What to do – Find each line containing the string "Vernissage". Copy it.

Stored rows –
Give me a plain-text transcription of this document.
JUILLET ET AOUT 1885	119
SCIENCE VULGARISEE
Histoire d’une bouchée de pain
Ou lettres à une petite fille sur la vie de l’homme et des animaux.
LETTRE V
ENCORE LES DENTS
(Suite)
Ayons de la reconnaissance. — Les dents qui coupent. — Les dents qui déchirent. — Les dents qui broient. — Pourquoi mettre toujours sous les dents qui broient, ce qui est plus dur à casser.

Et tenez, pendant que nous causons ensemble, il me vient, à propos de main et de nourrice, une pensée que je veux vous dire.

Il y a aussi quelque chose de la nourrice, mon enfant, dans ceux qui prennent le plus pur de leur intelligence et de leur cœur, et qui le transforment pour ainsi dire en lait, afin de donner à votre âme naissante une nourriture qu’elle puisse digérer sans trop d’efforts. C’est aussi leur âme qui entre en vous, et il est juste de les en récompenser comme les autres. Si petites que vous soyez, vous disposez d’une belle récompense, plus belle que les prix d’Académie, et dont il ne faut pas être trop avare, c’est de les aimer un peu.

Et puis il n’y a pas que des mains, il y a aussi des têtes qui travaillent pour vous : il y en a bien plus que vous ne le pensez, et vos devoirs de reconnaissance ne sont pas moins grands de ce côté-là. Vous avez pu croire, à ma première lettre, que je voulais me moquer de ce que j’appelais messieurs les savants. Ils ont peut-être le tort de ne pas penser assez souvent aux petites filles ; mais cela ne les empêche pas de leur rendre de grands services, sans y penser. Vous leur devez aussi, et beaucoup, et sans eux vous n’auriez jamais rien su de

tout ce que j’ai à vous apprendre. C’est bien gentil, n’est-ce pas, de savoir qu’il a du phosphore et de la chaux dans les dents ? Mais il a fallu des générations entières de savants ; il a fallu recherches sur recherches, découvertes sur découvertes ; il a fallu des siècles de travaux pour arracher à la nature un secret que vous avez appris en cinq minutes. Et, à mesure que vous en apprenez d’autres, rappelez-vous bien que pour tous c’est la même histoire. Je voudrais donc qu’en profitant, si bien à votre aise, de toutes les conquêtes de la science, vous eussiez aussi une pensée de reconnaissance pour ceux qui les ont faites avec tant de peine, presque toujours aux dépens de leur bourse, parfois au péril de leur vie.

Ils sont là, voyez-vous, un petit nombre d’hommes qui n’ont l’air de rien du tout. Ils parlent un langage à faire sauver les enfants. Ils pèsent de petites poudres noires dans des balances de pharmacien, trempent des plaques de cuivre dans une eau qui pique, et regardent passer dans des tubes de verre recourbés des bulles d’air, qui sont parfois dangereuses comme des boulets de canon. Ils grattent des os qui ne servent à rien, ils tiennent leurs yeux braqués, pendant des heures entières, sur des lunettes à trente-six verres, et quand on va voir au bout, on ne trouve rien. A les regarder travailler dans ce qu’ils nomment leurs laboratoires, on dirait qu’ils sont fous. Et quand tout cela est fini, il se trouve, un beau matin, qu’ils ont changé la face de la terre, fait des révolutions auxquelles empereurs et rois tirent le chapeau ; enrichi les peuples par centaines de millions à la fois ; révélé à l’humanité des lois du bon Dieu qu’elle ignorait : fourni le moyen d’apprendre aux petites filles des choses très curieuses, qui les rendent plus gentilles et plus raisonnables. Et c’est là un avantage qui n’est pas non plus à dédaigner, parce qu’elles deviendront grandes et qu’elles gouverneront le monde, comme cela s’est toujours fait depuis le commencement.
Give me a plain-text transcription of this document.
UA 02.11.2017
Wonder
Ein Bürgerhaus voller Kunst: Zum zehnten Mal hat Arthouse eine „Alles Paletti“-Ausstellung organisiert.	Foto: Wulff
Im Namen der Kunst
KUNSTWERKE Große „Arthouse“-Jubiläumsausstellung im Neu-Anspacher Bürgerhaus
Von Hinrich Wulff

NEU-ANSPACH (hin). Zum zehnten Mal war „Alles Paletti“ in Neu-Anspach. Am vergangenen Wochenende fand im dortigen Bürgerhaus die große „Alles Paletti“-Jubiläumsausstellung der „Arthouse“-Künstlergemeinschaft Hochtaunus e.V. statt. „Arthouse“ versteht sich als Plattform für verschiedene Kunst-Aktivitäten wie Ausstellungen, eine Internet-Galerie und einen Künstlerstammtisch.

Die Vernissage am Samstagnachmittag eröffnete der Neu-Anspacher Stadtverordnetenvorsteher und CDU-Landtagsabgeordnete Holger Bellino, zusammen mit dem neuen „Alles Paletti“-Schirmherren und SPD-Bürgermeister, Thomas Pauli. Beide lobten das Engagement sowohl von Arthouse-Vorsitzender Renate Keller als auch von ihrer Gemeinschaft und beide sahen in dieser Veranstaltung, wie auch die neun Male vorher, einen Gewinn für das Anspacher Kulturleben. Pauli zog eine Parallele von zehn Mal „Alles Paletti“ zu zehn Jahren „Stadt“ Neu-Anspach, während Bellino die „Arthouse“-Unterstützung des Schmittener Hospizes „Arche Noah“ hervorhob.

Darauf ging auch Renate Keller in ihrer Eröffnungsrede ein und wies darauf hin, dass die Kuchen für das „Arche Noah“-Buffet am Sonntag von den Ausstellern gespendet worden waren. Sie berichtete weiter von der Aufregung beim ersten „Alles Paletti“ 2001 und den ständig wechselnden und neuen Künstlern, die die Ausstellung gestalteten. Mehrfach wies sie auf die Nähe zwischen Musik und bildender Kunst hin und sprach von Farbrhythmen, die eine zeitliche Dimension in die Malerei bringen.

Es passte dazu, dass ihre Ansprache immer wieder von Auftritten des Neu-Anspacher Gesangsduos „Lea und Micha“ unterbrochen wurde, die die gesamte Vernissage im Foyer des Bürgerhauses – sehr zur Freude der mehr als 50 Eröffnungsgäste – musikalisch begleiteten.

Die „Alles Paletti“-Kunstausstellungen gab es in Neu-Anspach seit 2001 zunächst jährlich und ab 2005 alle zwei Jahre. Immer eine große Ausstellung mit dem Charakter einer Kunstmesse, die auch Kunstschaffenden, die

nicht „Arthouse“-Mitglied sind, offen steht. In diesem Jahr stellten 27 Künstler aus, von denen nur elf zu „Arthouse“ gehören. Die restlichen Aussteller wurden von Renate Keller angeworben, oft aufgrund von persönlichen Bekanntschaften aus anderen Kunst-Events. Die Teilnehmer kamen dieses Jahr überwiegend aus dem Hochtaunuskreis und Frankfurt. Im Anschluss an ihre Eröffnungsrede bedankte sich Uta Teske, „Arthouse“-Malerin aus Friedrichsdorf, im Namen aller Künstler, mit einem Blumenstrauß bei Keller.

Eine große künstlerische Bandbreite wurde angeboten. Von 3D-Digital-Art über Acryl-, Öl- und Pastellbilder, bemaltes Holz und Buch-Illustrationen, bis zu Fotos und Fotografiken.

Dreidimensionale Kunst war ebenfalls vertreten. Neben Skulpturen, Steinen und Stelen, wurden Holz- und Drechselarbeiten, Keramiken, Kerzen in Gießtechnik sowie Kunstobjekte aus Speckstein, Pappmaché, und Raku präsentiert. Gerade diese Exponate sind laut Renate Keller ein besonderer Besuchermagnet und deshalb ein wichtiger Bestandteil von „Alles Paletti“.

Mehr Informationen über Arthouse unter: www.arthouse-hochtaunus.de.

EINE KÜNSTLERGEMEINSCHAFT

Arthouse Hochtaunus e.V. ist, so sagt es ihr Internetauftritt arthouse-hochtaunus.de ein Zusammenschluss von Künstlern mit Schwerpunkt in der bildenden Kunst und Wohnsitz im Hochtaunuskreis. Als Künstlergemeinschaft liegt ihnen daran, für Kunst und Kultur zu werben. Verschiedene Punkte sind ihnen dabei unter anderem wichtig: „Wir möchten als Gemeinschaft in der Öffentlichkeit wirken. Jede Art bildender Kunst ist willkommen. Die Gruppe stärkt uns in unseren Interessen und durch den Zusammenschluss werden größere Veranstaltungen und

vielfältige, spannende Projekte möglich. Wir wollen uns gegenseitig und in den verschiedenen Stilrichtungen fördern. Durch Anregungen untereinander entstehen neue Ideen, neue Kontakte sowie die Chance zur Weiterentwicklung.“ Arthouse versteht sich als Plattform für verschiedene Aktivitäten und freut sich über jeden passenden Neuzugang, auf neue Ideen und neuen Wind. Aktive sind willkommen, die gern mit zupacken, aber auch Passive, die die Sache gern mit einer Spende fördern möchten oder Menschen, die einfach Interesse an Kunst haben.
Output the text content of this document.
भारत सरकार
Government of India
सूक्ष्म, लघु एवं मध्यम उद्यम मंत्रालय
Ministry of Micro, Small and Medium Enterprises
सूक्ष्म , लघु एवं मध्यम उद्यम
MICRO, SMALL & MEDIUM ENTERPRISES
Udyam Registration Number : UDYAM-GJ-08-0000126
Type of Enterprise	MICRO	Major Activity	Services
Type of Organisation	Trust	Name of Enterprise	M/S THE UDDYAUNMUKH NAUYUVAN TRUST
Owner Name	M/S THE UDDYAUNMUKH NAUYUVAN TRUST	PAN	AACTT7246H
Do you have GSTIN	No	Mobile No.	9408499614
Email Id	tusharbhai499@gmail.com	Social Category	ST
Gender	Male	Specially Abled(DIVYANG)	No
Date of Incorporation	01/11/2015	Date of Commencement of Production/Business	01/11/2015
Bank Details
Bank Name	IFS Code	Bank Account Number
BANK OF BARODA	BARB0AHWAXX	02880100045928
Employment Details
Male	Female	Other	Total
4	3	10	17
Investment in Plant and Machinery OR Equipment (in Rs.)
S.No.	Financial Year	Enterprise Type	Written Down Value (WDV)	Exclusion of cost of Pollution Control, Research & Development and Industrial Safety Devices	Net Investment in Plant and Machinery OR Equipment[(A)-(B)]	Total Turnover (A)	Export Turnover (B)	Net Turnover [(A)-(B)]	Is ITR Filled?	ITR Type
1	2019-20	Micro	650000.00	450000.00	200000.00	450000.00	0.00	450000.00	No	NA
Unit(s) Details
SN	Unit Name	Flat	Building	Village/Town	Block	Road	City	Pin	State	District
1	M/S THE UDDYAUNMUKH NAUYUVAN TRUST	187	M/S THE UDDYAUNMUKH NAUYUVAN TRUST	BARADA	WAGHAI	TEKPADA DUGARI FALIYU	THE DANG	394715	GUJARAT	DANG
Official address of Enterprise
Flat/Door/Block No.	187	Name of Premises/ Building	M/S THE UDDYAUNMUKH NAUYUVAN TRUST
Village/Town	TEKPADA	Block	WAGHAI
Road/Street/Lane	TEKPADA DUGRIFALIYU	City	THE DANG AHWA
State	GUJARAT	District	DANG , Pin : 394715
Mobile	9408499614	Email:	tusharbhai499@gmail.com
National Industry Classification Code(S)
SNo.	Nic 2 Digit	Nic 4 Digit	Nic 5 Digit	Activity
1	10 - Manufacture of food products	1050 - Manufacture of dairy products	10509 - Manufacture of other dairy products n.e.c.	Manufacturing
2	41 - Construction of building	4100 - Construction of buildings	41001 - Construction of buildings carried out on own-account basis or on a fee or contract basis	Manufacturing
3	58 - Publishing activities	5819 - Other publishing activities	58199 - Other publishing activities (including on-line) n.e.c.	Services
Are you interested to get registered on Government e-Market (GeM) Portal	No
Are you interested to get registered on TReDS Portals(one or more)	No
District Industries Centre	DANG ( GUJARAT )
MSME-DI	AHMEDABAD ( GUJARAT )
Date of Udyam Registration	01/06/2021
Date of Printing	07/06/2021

Exercise output –
Die Vernissage am Samstagnachmittag eröffnete der Neu-Anspacher Stadtverordnetenvorsteher und CDU-Landtagsabgeordnete Holger Bellino, zusammen mit dem neuen „Alles Paletti“-Schirmherren und SPD-Bürgermeister, Thomas Pauli. Beide lobten das Engagement sowohl von Arthouse-Vorsitzender Renate Keller als auch von ihrer Gemeinschaft und beide sahen in dieser Veranstaltung, wie auch die neun Male vorher, einen Gewinn für das Anspacher Kulturleben. Pauli zog eine Parallele von zehn Mal „Alles Paletti“ zu zehn Jahren „Stadt“ Neu-Anspach, während Bellino die „Arthouse“-Unterstützung des Schmittener Hospizes „Arche Noah“ hervorhob.
Es passte dazu, dass ihre Ansprache immer wieder von Auftritten des Neu-Anspacher Gesangsduos „Lea und Micha“ unterbrochen wurde, die die gesamte Vernissage im Foyer des Bürgerhauses – sehr zur Freude der mehr als 50 Eröffnungsgäste – musikalisch begleiteten.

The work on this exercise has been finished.